(Data rows):
%%

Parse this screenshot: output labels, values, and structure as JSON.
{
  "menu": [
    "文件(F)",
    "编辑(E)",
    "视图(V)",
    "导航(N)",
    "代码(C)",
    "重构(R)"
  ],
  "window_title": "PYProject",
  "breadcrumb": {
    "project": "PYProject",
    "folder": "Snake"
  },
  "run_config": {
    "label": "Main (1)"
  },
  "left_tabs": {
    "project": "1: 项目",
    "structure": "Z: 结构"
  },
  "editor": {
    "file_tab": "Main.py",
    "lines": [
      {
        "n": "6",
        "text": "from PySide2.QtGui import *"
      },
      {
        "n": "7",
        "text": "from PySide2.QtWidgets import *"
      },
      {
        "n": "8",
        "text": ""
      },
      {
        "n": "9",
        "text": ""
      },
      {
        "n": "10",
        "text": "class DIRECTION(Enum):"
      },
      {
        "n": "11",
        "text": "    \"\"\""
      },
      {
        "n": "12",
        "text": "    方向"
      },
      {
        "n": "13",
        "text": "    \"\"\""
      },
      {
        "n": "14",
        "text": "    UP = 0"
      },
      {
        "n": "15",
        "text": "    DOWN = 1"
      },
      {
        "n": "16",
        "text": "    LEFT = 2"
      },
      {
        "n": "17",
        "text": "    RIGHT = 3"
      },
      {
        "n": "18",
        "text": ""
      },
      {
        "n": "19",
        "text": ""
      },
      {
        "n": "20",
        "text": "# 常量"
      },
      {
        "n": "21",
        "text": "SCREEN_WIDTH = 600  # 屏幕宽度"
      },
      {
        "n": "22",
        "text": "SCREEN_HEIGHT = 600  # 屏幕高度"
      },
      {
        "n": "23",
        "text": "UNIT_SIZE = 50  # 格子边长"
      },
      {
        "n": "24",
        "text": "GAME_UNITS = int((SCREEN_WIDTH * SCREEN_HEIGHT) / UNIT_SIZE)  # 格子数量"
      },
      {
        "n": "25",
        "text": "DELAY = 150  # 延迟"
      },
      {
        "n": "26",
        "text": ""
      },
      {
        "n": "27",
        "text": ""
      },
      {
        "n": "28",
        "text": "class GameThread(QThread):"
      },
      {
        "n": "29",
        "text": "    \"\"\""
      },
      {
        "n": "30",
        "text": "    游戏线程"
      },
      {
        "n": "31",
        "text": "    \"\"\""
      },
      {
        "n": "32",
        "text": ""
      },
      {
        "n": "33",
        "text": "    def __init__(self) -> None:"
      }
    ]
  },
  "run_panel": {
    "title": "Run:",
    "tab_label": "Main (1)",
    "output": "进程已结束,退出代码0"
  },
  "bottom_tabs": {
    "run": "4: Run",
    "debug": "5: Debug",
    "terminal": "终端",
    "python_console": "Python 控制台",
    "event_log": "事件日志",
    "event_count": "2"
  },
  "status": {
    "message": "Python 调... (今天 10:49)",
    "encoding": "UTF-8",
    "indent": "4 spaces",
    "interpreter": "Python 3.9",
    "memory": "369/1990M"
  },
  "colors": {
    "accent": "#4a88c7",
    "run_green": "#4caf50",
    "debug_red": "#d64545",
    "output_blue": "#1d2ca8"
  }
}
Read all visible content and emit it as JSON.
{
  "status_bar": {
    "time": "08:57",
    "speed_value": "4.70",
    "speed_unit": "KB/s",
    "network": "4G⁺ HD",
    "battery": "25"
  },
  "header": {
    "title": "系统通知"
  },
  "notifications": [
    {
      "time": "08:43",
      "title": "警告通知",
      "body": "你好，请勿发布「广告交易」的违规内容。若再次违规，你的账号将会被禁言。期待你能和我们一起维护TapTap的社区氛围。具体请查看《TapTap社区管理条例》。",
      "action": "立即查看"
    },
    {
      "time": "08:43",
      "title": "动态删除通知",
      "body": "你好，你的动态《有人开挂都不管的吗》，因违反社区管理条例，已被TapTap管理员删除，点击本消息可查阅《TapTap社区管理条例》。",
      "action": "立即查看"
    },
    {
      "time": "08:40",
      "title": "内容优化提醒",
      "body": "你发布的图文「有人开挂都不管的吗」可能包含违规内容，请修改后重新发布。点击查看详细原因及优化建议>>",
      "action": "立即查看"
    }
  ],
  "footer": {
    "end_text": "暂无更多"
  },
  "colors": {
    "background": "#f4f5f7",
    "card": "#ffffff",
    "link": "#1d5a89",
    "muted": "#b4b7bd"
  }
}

%%
%%

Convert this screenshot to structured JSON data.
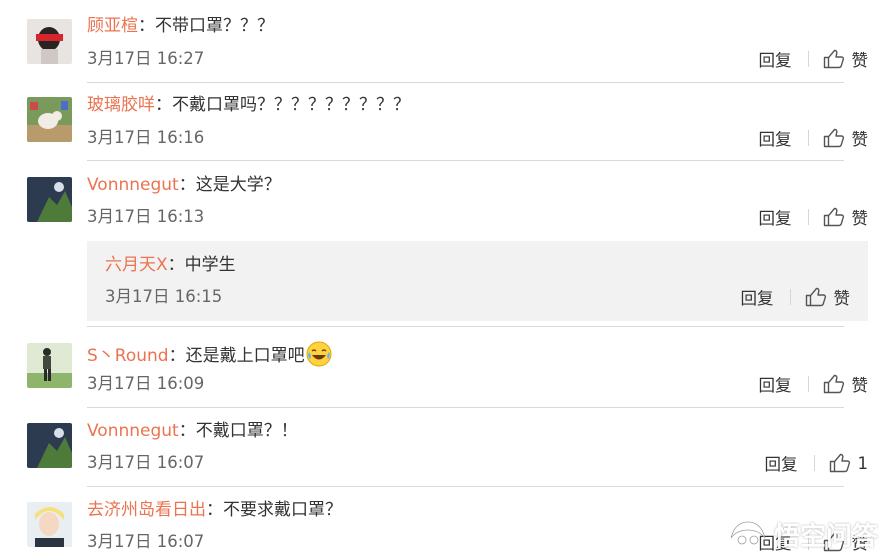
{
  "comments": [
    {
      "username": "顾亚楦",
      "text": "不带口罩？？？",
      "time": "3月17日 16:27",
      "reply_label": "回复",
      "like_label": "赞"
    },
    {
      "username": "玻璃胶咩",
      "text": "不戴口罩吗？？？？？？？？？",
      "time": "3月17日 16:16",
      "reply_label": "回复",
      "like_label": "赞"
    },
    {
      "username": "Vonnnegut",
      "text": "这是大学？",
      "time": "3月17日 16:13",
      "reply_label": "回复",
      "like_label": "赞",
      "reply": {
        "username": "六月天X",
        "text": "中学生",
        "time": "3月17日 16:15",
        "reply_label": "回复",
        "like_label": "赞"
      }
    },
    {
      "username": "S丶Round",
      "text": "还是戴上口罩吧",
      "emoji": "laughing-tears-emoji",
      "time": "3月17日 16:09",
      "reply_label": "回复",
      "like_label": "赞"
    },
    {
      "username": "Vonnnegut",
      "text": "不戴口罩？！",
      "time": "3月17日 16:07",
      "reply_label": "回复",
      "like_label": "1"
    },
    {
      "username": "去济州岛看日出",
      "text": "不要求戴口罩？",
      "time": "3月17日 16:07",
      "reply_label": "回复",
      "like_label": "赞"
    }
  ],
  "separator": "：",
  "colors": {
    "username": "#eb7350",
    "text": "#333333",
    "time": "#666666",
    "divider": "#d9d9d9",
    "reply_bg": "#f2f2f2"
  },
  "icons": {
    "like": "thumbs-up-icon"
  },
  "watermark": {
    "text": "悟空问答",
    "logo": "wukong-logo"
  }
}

%%

(Aim): Set out every line from the material that contains the string "screenshot".

(Exercise result):
Parse this screenshot: output labels, values, and structure as JSON.
Convert this screenshot to structured JSON data.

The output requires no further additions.